Monday, 23 March 2026

3am thoughts on motherhood


 “Congratulations! Your baby has ‘slept through the night’ for the first time!” - a notification pops up on my app. The ironic thing is I have been awake counting down the minutes left for this to happen again the second night, to determine that his “sleeping through the night” is not a fluke. Each time he stirs, my eyes dart to his cot - holding my breath as his legs thump in his sleep sack on his mattress. I gently lean over to adjust his body to ensure his legs do not get caught in between the wooden bars. He screams for just a moment! I wait - is it an “I’m awake” cry or an in his sleep momentary noise cry? I both google and reddit if “leg thumping is normal”. There are endless acronyms across the various reddit threads – LO, EBF, EP, EFF, BM, BF, FTM, SAHM, STTN - the list goes on. I scroll through photos from the day, wondering how I can miss my baby while he is asleep next to me, I worry about infant care, my upcoming return to work, if I am overly troubling my parents, sister, in-laws, if I am doing enough to support Bryan.

I regret the coffee I had at 3.18pm earlier in the afternoon.

Six hours pass - he has “slept through the night” again. I should be able to go to sleep now, but he’s likely going to wake for a feed soon - I stay awake. Another 15 minutes pass, 30 minutes – for every minute that passes I think about how I should have slept instead but sunk cost fallacy. The longer I am up, the less sense it makes to go back to sleep. Yet, I now worry about whether I would be sufficiently alert “the next morning”, though technically it is already morning and the previous day has blended into the next.

I feel my breasts filling up with milk and consider whether to pump - but pumping will increase my already over-enthusiastic milk supply, yet not pumping leaves me in great discomfort. But I am supposed to be thankful - because more milk is better than less milk or no milk? But then again, fed is best still and I should do what I need to for my mental health? I have been latching him as much as possible lately, but what about having to wean eventually? I should be so thankful that baby can even latch! I should still give him the bottle here and there though, so he doesn’t refuse the bottle later, and when in-laws or parents take care of him they can feed him too? But what about my breasts and my comfort? Whose needs do I prioritise?
◆ ◆ ◆ ◆
→ **DIRECTIVES**:
• a. In the post on 3am thoughts on motherhood, list the things the writer worries about while scrolling through photos from the day.
• b. Condense the paragraph of the motherhood post that begins "Six hours pass" into two or three sentences that keep its main facts.
• c. Write the next paragraph of the post on 3am thoughts on motherhood, picking up after its closing question.
◆ ◆ ◆ ◆
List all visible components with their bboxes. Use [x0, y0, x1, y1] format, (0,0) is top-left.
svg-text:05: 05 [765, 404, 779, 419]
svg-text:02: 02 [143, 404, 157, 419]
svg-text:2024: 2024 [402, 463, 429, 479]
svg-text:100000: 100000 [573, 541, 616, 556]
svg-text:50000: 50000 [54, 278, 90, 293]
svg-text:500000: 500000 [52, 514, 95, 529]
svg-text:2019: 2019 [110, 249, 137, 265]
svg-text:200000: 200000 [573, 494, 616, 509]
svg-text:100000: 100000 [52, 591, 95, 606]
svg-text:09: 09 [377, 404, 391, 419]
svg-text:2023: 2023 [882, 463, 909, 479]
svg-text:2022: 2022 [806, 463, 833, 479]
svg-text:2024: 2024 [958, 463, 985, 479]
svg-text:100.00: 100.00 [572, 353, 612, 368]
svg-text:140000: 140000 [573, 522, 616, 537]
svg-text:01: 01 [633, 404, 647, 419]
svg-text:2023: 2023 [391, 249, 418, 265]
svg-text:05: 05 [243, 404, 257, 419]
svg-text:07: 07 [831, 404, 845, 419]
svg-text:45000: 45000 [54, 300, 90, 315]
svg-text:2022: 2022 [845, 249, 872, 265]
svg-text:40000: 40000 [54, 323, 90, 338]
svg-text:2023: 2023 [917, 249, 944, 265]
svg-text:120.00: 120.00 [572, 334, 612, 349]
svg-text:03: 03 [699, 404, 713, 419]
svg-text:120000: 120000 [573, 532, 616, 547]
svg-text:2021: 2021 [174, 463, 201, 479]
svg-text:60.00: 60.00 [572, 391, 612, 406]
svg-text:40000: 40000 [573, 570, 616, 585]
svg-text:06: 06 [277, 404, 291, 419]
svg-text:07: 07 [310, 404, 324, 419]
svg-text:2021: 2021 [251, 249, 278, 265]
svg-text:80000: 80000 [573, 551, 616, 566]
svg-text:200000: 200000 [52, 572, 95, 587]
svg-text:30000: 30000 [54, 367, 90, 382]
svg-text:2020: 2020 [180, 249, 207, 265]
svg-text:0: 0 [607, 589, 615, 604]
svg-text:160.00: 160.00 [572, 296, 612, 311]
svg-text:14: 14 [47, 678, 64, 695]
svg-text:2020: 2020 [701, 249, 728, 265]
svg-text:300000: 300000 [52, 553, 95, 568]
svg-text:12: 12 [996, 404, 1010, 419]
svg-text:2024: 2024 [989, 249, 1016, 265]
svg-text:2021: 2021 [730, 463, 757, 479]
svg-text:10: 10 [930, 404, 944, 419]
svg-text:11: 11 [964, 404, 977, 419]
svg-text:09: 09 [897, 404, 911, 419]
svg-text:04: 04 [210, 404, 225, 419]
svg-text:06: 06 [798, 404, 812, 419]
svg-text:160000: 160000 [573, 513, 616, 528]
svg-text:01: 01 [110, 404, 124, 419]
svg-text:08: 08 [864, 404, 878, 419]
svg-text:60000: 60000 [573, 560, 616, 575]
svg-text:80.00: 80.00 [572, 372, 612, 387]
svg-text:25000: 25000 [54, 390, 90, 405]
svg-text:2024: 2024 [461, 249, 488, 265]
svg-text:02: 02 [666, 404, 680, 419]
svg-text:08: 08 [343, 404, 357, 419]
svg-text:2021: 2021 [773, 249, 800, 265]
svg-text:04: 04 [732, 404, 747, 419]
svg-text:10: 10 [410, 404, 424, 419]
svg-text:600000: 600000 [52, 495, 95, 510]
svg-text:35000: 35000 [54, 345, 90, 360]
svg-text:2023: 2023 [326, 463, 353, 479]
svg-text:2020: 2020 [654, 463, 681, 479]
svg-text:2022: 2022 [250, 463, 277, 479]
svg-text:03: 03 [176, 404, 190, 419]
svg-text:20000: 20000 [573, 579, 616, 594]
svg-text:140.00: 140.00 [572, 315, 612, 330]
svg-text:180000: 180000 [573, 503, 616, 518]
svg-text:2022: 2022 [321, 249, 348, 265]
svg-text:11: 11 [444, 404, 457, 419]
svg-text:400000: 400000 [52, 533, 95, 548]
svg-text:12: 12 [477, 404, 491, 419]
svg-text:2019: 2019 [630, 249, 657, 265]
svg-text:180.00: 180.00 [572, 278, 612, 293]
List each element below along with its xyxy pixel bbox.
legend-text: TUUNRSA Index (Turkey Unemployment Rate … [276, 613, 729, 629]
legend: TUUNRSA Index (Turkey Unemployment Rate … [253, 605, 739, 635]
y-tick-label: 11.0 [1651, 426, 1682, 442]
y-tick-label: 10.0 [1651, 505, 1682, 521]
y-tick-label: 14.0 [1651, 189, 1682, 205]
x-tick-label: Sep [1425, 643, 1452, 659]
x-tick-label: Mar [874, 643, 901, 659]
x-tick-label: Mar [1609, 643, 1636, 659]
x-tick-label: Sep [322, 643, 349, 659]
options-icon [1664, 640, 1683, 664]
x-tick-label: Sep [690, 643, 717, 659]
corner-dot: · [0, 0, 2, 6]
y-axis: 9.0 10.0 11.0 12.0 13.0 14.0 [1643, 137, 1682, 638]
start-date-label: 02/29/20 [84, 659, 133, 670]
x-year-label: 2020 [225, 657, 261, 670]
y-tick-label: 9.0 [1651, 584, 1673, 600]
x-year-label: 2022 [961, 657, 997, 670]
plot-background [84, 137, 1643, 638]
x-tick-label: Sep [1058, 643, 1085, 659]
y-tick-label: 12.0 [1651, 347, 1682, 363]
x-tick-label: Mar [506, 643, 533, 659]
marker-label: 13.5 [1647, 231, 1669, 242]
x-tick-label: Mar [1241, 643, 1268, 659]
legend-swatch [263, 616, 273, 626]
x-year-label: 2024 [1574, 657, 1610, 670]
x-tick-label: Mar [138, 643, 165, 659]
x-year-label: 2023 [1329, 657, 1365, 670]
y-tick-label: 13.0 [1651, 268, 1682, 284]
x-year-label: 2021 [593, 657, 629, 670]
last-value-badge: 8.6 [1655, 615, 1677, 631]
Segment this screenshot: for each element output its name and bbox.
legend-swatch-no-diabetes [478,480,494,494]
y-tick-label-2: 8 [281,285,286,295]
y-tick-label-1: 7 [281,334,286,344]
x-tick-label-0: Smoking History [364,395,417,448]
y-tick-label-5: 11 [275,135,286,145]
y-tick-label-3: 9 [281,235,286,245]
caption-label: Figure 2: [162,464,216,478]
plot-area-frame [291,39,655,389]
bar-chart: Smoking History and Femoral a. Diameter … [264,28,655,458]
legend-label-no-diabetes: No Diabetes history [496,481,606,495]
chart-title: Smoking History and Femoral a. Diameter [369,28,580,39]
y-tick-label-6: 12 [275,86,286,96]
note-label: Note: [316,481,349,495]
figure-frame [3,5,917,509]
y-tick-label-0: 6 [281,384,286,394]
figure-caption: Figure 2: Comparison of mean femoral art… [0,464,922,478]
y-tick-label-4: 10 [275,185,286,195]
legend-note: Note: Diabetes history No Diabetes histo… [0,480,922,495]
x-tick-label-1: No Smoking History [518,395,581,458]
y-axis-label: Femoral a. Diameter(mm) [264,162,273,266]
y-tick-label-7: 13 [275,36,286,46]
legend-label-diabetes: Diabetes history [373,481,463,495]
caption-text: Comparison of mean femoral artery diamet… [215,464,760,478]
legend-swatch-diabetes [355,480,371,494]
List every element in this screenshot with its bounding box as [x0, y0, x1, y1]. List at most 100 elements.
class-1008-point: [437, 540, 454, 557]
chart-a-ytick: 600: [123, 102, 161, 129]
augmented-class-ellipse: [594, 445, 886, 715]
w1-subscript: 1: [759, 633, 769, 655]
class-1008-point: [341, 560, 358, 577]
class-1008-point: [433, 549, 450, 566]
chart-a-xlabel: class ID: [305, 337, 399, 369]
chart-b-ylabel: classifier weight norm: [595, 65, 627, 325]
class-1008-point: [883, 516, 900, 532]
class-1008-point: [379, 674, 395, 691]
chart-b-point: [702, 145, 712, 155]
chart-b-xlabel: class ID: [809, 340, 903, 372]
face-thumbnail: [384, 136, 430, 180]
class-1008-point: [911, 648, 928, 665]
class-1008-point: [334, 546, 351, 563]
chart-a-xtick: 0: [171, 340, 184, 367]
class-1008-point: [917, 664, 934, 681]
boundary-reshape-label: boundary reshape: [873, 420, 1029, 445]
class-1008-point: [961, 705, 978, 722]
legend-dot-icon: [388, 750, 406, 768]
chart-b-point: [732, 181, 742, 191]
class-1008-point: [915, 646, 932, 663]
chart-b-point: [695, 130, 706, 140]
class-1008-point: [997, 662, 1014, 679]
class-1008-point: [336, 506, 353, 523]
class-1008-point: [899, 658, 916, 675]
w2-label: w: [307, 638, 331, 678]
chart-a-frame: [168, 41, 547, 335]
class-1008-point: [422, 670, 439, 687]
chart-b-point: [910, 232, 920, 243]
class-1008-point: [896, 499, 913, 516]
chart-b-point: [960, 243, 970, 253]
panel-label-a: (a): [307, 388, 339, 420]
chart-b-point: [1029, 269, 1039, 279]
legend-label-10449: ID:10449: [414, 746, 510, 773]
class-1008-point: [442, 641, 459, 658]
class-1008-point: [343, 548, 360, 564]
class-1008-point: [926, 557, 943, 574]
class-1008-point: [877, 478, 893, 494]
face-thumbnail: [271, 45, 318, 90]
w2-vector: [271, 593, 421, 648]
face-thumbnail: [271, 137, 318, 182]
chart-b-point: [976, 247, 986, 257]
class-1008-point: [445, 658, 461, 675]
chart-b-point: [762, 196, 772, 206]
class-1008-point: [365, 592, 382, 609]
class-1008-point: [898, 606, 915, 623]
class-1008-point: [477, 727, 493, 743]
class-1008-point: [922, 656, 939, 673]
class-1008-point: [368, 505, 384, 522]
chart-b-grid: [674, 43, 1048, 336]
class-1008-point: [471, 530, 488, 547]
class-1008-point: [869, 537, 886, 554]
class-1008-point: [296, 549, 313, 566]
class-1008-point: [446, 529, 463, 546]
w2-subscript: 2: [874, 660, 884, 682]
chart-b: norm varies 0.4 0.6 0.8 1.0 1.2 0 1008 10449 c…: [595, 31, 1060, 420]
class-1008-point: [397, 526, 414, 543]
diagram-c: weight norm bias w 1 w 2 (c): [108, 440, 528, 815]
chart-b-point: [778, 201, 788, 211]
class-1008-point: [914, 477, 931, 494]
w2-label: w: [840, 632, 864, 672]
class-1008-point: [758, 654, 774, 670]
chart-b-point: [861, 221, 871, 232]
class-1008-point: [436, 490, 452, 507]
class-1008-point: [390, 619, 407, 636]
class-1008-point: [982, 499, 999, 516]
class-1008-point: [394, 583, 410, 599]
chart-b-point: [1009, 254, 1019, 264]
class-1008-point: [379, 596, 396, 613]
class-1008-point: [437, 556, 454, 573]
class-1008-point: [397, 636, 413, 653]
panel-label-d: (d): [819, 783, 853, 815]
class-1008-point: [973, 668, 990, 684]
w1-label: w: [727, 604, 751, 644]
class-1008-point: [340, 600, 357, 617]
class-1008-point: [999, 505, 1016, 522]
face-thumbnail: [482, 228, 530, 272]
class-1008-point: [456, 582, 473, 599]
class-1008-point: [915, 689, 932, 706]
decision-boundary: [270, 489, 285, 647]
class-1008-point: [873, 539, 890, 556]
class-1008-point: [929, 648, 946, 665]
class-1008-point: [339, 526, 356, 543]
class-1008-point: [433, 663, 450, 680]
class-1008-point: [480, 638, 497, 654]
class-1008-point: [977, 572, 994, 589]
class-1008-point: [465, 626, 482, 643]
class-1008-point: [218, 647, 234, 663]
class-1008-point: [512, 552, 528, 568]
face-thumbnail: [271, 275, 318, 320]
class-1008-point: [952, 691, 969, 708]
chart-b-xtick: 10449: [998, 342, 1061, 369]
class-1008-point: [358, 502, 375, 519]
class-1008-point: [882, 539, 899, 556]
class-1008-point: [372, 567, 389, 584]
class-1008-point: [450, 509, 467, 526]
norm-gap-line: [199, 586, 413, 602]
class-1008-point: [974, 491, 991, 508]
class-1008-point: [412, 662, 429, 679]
◆ ◆ ◆ ◆
→ **ANSWERS FOR THIS EXERCISE**:
• a.
- Infant care
- The upcoming return to work
- Whether parents, sister and in-laws are being overly troubled
- Whether enough is being done to support Bryan

• b. After six hours the baby has again slept through the night, but the writer stays awake expecting a feed soon. As 15 and then 30 minutes pass, going back to sleep seems to make less sense, even as worry grows about being alert in the morning that has already begun.

• c.
 I scroll through Instagram. I see other moms’ stories and can’t help but compare. The algorithm feeds me advice, stories, parodies of all things baby related. I save the useful reels that I will likely never revisit, send relatable reels to fellow boy mom friends, send useful ones to Bryan.

A few of my friends in Chicago have also given birth recently- I think about whether our children would ever get to meet in the future. Definitely not the near future though - I can barely get through the 24-hour plane journey, what more with a kid. Instead, we check-in on each other and exchange poop and puke stories, and celebrate each other’s small wins.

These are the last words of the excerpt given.